EXERCISE INSTRUCTIONS: Return all of the entries word for word, but omit the pictures they contain.

DATA ROWS:
>>

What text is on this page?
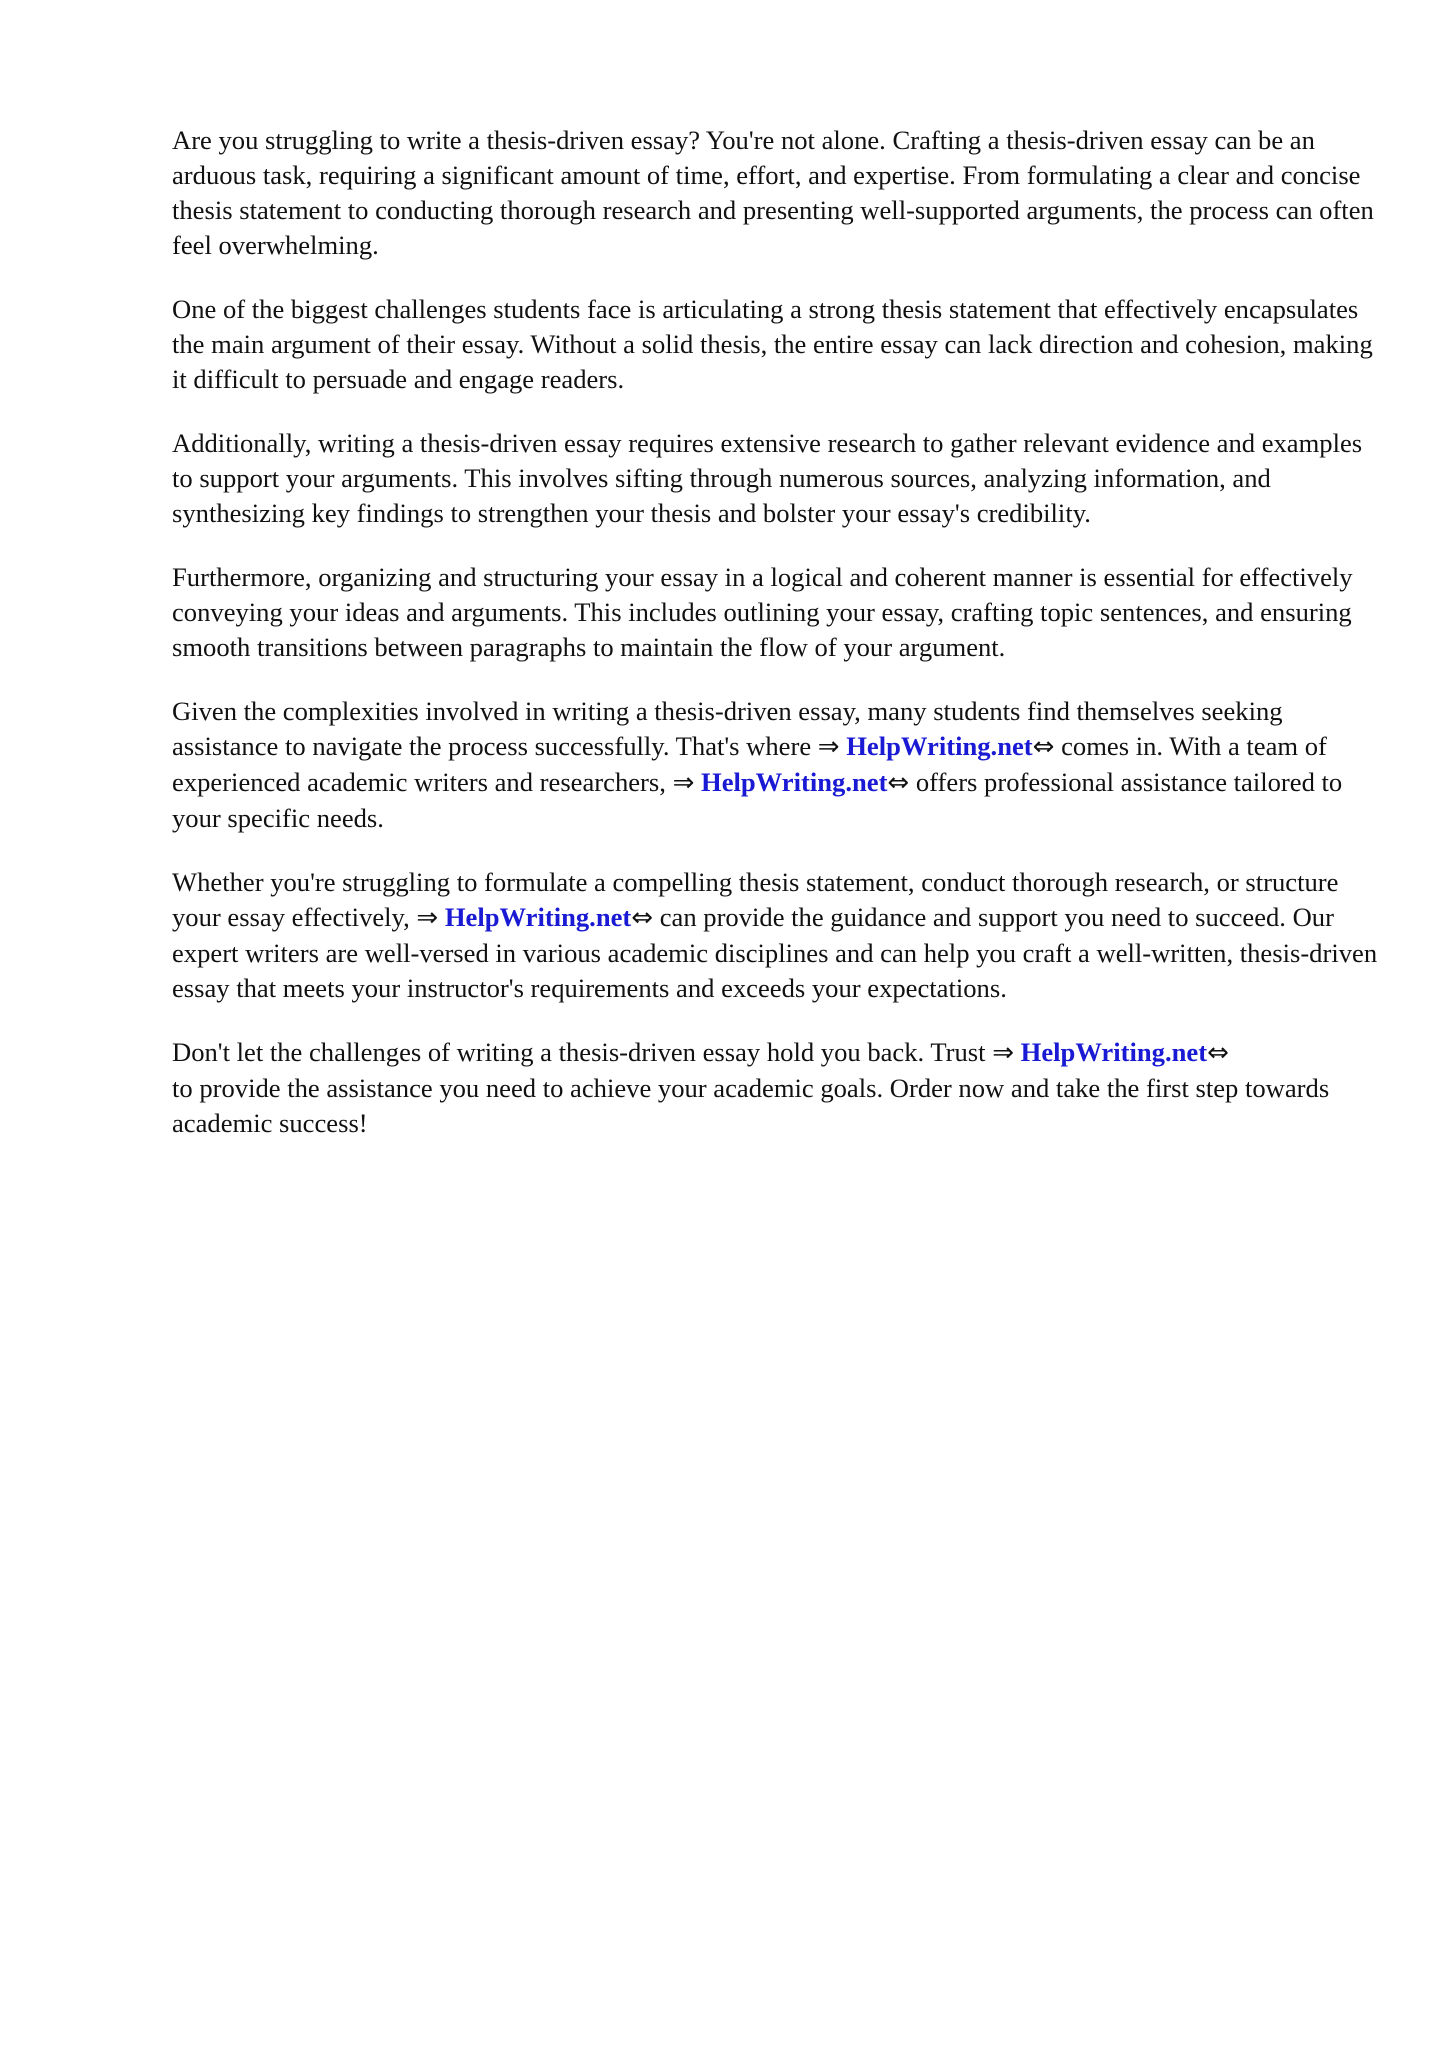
Are you struggling to write a thesis-driven essay? You're not alone. Crafting a thesis-driven essay can be an arduous task, requiring a significant amount of time, effort, and expertise. From formulating a clear and concise thesis statement to conducting thorough research and presenting well-supported arguments, the process can often feel overwhelming.

One of the biggest challenges students face is articulating a strong thesis statement that effectively encapsulates the main argument of their essay. Without a solid thesis, the entire essay can lack direction and cohesion, making it difficult to persuade and engage readers.

Additionally, writing a thesis-driven essay requires extensive research to gather relevant evidence and examples to support your arguments. This involves sifting through numerous sources, analyzing information, and synthesizing key findings to strengthen your thesis and bolster your essay's credibility.

Furthermore, organizing and structuring your essay in a logical and coherent manner is essential for effectively conveying your ideas and arguments. This includes outlining your essay, crafting topic sentences, and ensuring smooth transitions between paragraphs to maintain the flow of your argument.

Given the complexities involved in writing a thesis-driven essay, many students find themselves seeking assistance to navigate the process successfully. That's where ⇒ HelpWriting.net⇔ comes in. With a team of experienced academic writers and researchers, ⇒ HelpWriting.net⇔ offers professional assistance tailored to your specific needs.

Whether you're struggling to formulate a compelling thesis statement, conduct thorough research, or structure your essay effectively, ⇒ HelpWriting.net⇔ can provide the guidance and support you need to succeed. Our expert writers are well-versed in various academic disciplines and can help you craft a well-written, thesis-driven essay that meets your instructor's requirements and exceeds your expectations.

Don't let the challenges of writing a thesis-driven essay hold you back. Trust ⇒ HelpWriting.net⇔
to provide the assistance you need to achieve your academic goals. Order now and take the first step towards academic success!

<<

EXERCISE SOLUTION:
What text is on this page?
Are you struggling to write a thesis-driven essay? You're not alone. Crafting a thesis-driven essay can be an arduous task, requiring a significant amount of time, effort, and expertise. From formulating a clear and concise thesis statement to conducting thorough research and presenting well-supported arguments, the process can often feel overwhelming.

One of the biggest challenges students face is articulating a strong thesis statement that effectively encapsulates the main argument of their essay. Without a solid thesis, the entire essay can lack direction and cohesion, making it difficult to persuade and engage readers.

Additionally, writing a thesis-driven essay requires extensive research to gather relevant evidence and examples to support your arguments. This involves sifting through numerous sources, analyzing information, and synthesizing key findings to strengthen your thesis and bolster your essay's credibility.

Furthermore, organizing and structuring your essay in a logical and coherent manner is essential for effectively conveying your ideas and arguments. This includes outlining your essay, crafting topic sentences, and ensuring smooth transitions between paragraphs to maintain the flow of your argument.

Given the complexities involved in writing a thesis-driven essay, many students find themselves seeking assistance to navigate the process successfully. That's where ⇒ HelpWriting.net⇔ comes in. With a team of experienced academic writers and researchers, ⇒ HelpWriting.net⇔ offers professional assistance tailored to your specific needs.

Whether you're struggling to formulate a compelling thesis statement, conduct thorough research, or structure your essay effectively, ⇒ HelpWriting.net⇔ can provide the guidance and support you need to succeed. Our expert writers are well-versed in various academic disciplines and can help you craft a well-written, thesis-driven essay that meets your instructor's requirements and exceeds your expectations.

Don't let the challenges of writing a thesis-driven essay hold you back. Trust ⇒ HelpWriting.net⇔
to provide the assistance you need to achieve your academic goals. Order now and take the first step towards academic success!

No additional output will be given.